At the same time, many experts assert that world food production may have to double by 2050 to feed a growing population and satisfy rising demand for meat, poultry and dairy products in developing countries. Global agricultural production has risen over the past 50 years, largely fueled by improvements in plant breeding and more intensive use of inputs, such as mechanized equipment, fertilizers and pesticides. This trend has eased pressure to bring new land into production. But it has limits, especially in the developing world, where the need to produce more food has been a main driver of deforestation in recent decades




It is clear that rising demand, growing international trade in agricultural products, and the potential for weather-, climate- and soil-related shocks are making the world food production system less resilient. Global agricultural trade can mean that price spikes in one region, if they are severe enough, can be felt broadly in other regions. Minor shocks, on the other hand, could be lessened by trade and by using grain reserves.

**Objective**
Write out everything in the food production passage from "It is clear" down to "using grain reserves.", keeping every word unchanged. The records play no part in this work.

**Data extract**
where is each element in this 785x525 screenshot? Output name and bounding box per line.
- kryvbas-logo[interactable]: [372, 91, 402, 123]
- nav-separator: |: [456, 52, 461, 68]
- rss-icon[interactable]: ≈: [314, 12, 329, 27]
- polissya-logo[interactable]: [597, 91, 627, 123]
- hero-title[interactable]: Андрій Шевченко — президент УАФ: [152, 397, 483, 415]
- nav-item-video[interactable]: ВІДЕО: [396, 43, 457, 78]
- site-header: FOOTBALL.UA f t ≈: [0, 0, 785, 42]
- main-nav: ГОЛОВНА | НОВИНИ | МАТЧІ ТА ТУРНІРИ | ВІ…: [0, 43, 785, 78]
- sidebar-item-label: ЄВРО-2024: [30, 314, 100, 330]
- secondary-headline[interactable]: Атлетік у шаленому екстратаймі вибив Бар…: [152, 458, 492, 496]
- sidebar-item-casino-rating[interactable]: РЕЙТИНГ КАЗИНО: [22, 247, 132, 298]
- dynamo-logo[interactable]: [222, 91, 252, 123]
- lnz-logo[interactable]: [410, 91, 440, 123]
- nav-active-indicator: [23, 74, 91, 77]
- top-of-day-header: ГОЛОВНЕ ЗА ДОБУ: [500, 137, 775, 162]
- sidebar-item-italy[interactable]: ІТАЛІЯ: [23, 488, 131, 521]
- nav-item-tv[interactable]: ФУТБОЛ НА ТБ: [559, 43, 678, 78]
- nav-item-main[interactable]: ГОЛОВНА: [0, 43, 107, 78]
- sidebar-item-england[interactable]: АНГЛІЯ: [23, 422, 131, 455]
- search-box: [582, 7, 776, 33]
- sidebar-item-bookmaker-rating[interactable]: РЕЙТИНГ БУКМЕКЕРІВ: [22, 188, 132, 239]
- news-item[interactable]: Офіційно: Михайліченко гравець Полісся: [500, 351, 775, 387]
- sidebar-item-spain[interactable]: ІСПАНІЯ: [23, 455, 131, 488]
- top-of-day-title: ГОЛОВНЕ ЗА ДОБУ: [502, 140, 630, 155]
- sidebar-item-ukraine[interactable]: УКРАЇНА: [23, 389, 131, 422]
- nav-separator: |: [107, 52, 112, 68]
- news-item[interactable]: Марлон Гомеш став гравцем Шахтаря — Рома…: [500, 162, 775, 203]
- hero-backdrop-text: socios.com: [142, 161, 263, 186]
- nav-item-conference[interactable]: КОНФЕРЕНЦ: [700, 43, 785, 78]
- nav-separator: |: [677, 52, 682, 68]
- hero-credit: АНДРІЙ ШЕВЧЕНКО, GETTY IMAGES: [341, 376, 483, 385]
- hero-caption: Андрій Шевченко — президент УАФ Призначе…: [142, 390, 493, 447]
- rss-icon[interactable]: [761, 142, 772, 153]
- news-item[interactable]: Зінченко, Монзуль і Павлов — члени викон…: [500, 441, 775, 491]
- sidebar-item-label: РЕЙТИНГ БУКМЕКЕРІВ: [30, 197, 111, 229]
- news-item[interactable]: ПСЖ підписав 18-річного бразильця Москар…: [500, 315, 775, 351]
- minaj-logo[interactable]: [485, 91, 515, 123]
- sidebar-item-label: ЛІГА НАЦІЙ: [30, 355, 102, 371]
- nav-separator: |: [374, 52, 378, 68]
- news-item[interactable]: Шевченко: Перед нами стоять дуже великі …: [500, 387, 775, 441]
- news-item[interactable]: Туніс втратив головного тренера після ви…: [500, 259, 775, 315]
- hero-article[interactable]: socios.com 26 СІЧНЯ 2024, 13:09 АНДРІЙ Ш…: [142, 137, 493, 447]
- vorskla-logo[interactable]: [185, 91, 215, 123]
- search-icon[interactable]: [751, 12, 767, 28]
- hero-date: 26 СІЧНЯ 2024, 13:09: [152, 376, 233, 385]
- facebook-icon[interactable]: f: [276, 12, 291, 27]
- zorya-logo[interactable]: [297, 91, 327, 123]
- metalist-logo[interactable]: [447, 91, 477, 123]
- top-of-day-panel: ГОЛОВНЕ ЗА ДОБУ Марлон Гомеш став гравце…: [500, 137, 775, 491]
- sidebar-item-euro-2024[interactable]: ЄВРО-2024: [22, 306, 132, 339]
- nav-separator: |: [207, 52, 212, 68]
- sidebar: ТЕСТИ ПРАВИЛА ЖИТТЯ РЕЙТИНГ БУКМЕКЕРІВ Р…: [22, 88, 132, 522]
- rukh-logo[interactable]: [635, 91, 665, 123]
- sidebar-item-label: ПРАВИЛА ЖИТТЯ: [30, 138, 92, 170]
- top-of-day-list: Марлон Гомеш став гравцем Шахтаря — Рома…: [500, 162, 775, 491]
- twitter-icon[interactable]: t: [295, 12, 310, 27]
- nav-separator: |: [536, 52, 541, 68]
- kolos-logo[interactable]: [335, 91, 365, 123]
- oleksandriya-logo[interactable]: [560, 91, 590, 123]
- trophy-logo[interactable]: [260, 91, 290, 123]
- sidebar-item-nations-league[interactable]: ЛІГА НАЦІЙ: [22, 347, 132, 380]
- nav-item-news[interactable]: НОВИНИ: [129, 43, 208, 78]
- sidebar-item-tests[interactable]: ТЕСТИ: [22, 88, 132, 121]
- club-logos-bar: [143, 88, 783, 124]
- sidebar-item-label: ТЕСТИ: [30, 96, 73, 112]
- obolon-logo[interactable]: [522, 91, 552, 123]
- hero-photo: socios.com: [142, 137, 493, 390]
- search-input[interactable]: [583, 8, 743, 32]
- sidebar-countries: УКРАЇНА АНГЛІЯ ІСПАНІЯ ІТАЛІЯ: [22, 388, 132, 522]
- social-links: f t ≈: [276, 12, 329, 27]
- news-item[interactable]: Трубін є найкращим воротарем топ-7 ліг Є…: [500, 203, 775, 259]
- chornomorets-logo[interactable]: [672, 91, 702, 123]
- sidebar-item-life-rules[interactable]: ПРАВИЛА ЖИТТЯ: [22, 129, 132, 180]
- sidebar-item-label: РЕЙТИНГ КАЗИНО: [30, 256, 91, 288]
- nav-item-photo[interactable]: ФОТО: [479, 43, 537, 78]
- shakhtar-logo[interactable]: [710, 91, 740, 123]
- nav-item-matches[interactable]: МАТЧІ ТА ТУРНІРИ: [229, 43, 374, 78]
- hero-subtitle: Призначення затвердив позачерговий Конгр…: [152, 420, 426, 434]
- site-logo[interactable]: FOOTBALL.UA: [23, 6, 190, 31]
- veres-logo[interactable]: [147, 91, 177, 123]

**Result**
It is clear that rising demand, growing international trade in agricultural products, and the potential for weather-, climate- and soil-related shocks are making the world food production system less resilient. Global agricultural trade can mean that price spikes in one region, if they are severe enough, can be felt broadly in other regions. Minor shocks, on the other hand, could be lessened by trade and by using grain reserves.